>> Start RECORDS SUPPLIED
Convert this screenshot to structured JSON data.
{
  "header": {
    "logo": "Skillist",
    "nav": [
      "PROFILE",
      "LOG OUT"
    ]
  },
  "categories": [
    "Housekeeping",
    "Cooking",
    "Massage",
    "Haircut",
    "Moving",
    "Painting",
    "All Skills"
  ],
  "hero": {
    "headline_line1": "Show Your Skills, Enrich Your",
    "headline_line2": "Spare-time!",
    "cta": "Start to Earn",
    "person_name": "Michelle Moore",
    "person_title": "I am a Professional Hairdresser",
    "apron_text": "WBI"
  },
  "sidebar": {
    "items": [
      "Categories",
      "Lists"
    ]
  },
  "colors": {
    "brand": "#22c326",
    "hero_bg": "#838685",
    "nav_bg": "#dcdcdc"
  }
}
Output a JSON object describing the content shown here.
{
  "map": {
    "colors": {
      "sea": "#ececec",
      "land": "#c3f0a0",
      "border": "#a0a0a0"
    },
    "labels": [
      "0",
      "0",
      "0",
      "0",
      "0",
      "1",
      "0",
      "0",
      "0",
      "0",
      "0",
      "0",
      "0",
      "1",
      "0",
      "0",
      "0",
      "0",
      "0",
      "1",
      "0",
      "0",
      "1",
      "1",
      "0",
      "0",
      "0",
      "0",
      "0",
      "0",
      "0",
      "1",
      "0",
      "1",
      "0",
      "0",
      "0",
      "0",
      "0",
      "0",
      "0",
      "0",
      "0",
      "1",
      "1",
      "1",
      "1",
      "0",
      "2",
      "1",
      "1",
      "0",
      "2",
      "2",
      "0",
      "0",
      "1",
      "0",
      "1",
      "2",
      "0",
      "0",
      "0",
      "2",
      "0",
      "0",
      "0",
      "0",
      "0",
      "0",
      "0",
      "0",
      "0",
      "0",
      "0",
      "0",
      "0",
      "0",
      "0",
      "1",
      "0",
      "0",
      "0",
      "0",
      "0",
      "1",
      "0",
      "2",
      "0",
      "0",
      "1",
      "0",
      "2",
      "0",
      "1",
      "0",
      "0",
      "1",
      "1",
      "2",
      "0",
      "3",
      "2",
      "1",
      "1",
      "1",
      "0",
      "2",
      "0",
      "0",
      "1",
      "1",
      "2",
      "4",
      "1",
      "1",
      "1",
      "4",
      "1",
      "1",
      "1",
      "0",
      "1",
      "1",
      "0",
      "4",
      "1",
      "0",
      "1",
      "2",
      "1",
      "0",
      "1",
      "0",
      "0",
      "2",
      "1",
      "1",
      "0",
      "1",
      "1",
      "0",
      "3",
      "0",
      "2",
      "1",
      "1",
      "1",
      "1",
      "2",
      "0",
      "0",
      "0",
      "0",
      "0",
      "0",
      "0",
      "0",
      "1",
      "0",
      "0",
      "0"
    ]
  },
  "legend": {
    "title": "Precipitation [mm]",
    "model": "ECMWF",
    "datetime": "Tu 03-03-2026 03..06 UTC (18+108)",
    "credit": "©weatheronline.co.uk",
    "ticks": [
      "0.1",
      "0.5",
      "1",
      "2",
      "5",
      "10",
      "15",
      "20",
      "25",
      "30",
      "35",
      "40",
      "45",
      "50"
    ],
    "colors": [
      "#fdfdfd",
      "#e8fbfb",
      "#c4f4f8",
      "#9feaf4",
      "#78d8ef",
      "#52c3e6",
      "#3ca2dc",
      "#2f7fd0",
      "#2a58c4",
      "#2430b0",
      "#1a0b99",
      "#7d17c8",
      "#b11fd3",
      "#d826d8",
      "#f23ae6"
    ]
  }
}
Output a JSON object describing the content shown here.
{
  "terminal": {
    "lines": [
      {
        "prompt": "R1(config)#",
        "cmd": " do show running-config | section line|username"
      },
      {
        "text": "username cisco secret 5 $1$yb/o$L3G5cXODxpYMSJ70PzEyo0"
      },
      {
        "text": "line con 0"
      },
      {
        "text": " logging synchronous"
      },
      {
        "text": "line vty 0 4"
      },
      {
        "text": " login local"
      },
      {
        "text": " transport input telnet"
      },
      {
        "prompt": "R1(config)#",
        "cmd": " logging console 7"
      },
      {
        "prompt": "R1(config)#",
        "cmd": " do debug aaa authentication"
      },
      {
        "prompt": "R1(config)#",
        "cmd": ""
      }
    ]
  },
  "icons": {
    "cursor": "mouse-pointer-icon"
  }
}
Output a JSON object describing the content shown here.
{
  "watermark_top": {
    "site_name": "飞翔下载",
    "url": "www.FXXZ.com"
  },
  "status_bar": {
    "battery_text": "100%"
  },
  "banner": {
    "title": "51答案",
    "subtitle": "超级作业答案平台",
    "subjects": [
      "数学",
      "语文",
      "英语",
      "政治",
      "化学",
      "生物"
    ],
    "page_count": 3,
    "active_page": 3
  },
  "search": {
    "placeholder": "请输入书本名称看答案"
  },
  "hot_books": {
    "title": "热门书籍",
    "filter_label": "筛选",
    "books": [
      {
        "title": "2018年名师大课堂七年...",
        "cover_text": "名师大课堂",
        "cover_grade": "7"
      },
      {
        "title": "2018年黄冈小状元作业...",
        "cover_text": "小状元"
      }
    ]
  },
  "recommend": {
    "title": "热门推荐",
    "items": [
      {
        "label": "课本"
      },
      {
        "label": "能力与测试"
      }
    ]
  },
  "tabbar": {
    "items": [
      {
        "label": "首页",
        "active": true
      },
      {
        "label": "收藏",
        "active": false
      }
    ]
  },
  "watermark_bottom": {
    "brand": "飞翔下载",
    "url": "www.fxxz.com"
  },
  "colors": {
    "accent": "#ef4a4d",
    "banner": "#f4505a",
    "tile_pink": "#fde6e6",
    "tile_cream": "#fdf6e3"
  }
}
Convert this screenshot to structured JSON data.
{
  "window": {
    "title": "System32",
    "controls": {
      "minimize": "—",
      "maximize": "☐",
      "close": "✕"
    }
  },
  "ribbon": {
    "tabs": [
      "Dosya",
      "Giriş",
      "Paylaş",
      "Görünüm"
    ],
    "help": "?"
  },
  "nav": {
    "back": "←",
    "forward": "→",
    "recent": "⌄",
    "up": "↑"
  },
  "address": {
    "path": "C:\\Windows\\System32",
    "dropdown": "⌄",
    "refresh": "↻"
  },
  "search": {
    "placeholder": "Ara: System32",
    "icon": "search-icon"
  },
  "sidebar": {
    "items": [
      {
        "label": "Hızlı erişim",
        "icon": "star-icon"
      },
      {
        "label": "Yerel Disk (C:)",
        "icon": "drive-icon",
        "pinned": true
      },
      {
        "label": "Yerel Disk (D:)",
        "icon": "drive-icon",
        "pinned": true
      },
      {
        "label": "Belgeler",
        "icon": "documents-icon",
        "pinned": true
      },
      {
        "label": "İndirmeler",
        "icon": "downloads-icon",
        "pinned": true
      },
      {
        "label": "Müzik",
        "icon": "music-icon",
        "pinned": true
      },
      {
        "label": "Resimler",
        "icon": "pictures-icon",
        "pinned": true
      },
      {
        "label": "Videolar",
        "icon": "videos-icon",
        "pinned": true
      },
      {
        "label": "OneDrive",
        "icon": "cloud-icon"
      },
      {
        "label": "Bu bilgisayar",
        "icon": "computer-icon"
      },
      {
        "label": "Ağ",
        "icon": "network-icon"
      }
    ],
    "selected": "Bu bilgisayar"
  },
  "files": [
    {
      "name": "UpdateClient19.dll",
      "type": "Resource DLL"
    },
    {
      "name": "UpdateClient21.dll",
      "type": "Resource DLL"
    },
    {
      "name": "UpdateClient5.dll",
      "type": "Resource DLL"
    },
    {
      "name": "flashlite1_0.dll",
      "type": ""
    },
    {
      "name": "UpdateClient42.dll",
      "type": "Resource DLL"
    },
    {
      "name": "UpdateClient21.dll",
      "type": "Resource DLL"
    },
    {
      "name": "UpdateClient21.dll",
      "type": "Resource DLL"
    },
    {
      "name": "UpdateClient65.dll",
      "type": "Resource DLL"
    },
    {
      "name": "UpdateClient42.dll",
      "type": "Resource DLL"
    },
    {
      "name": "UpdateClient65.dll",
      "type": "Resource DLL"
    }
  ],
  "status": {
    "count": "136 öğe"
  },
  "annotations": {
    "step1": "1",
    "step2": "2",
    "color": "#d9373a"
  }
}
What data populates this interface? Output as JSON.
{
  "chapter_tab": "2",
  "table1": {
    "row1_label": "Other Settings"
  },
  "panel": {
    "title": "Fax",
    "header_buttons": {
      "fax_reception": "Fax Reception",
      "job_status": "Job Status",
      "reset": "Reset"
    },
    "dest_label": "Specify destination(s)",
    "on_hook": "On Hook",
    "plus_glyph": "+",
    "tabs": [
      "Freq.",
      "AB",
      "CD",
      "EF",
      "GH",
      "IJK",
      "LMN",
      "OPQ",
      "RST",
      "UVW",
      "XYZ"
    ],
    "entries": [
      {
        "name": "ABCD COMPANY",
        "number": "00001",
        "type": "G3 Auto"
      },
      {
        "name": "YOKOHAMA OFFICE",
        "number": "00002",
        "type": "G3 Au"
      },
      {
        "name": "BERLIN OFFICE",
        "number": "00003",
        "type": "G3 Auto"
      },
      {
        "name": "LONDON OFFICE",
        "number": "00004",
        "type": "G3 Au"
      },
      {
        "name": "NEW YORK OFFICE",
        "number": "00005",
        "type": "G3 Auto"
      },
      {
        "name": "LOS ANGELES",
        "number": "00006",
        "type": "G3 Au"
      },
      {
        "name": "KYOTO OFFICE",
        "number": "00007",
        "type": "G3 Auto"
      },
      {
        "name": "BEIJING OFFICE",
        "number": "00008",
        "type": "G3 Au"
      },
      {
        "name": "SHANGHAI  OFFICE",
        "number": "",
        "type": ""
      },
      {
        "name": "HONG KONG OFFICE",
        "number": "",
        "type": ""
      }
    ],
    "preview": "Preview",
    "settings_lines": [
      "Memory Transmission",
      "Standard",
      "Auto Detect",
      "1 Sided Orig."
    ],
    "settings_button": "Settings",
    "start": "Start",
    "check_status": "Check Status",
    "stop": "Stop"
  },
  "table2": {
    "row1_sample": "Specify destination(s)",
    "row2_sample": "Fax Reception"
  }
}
>> End RECORDS SUPPLIED
• **TASK DIRECTIONS**: Pull every line containing "OFFICE" out of the data above.

• **TASK RESPONSE**:
        "name": "YOKOHAMA OFFICE",
        "name": "BERLIN OFFICE",
        "name": "LONDON OFFICE",
        "name": "NEW YORK OFFICE",
        "name": "KYOTO OFFICE",
        "name": "BEIJING OFFICE",
        "name": "SHANGHAI  OFFICE",
        "name": "HONG KONG OFFICE",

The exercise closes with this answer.